### Data extracted from a collection
◇ ◇ ◇ ◇ ◇ ◇ ◇

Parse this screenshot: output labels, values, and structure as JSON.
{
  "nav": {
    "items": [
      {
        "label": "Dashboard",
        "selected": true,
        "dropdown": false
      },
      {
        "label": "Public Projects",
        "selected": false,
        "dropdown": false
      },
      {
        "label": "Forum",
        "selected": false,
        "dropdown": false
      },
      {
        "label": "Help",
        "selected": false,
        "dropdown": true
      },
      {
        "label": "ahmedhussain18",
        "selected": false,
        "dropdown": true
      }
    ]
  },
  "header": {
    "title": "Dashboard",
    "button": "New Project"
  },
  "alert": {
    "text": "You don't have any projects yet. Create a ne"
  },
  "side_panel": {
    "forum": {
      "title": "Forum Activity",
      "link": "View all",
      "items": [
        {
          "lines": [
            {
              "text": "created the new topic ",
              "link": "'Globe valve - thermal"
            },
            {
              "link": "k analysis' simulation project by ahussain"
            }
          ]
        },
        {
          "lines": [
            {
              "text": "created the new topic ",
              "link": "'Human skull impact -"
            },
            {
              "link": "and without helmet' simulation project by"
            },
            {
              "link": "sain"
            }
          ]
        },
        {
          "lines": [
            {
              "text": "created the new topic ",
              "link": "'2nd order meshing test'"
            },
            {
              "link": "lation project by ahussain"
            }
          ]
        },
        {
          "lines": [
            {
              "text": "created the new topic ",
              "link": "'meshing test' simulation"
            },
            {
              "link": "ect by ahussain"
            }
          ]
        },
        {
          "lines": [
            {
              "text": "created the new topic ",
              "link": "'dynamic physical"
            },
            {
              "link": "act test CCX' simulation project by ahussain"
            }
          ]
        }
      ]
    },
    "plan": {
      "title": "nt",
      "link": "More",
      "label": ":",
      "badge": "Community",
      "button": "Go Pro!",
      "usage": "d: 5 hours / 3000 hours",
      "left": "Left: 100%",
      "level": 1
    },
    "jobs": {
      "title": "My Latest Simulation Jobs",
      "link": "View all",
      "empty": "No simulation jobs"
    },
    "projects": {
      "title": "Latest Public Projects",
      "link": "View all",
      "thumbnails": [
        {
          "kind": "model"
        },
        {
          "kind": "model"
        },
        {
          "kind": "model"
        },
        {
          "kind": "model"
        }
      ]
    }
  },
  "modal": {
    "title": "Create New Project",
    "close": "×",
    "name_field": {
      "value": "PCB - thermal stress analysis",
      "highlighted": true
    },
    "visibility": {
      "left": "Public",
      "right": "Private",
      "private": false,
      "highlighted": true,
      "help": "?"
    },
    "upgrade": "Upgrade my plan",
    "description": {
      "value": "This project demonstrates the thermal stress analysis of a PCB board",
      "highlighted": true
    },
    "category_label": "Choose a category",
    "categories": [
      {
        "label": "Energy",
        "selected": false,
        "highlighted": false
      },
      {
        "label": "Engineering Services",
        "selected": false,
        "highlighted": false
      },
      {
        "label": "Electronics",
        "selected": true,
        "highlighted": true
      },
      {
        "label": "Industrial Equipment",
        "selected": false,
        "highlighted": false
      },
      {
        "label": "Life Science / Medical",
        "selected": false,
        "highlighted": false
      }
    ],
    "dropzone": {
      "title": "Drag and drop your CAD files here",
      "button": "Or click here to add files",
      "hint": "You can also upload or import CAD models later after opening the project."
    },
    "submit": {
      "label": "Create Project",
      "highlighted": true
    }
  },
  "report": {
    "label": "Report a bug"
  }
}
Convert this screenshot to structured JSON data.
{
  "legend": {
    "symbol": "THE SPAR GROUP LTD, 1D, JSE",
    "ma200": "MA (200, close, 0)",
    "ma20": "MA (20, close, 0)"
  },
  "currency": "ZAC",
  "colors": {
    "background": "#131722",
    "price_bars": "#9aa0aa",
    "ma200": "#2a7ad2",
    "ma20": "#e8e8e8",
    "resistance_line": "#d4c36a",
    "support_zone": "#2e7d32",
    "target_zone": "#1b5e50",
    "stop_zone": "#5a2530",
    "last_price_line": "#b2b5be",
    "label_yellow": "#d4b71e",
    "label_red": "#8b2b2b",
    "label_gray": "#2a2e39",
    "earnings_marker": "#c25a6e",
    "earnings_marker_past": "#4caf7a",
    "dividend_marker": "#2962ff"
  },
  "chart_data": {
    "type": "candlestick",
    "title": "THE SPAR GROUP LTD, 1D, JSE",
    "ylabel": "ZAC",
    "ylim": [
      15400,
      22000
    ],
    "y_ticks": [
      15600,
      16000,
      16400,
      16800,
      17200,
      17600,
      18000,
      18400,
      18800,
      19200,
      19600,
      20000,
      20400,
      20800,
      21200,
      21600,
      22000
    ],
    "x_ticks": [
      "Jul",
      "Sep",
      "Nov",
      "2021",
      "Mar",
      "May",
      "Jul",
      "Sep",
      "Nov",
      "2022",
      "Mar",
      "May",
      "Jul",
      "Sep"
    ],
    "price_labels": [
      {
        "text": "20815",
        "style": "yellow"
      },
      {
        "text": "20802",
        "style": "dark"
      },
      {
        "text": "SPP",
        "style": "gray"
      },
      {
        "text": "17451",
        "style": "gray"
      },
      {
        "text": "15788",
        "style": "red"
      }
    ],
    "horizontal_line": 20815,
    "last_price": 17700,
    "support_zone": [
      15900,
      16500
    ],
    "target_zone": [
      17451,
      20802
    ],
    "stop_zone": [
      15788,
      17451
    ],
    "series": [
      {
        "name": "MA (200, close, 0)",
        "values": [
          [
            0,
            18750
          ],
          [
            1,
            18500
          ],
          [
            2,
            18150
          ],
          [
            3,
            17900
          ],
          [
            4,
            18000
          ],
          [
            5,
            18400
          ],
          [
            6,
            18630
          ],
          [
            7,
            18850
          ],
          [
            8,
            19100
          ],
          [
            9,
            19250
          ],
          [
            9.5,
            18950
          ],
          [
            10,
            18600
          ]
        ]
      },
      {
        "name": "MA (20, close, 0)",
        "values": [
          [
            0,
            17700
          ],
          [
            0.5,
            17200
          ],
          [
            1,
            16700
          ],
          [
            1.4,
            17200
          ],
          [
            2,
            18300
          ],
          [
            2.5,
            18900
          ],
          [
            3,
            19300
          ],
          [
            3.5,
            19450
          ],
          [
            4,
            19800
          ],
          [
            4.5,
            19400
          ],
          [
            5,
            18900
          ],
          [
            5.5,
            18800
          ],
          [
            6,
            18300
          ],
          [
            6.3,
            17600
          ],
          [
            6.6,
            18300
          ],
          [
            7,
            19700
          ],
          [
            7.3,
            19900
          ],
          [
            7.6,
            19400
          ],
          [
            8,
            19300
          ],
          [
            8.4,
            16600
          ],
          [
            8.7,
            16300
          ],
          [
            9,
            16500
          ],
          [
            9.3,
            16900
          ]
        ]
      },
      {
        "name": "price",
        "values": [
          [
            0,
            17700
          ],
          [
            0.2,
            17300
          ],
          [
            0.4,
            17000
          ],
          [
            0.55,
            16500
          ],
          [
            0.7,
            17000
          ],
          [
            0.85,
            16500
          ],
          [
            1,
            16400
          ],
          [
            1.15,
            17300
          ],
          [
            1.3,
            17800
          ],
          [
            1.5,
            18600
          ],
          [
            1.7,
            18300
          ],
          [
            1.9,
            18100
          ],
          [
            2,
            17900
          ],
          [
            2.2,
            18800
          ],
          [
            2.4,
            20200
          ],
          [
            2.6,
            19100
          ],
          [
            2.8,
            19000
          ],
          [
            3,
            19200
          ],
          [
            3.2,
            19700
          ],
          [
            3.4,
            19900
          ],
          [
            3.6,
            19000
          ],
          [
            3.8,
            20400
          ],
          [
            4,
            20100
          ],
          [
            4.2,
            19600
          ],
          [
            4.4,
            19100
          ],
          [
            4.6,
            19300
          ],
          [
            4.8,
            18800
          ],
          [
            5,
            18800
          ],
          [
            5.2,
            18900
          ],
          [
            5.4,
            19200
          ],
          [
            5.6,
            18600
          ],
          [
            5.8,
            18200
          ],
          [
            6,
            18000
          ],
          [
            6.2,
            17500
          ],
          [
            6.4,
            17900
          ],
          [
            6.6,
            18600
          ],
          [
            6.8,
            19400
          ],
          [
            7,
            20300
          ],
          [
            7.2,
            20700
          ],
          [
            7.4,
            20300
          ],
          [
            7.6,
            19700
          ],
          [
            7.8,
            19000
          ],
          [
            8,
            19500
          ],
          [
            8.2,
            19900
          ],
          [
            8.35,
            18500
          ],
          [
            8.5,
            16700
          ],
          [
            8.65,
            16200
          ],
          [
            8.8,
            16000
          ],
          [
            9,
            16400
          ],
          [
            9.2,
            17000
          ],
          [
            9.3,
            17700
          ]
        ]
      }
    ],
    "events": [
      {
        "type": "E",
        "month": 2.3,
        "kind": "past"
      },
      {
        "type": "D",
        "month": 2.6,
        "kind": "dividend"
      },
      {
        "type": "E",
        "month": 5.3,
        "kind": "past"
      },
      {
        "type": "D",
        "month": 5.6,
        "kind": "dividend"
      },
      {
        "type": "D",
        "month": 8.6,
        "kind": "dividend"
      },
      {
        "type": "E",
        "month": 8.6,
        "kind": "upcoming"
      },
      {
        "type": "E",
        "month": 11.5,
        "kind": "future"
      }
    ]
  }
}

◇ ◇ ◇ ◇ ◇ ◇ ◇

### PROBLEM TO SOLVE
Report every line containing the word "analysis" from the listing above.

### OUTPUT FOR THIS TASK
              "link": "k analysis' simulation project by ahussain"
      "value": "PCB - thermal stress analysis",
      "value": "This project demonstrates the thermal stress analysis of a PCB board",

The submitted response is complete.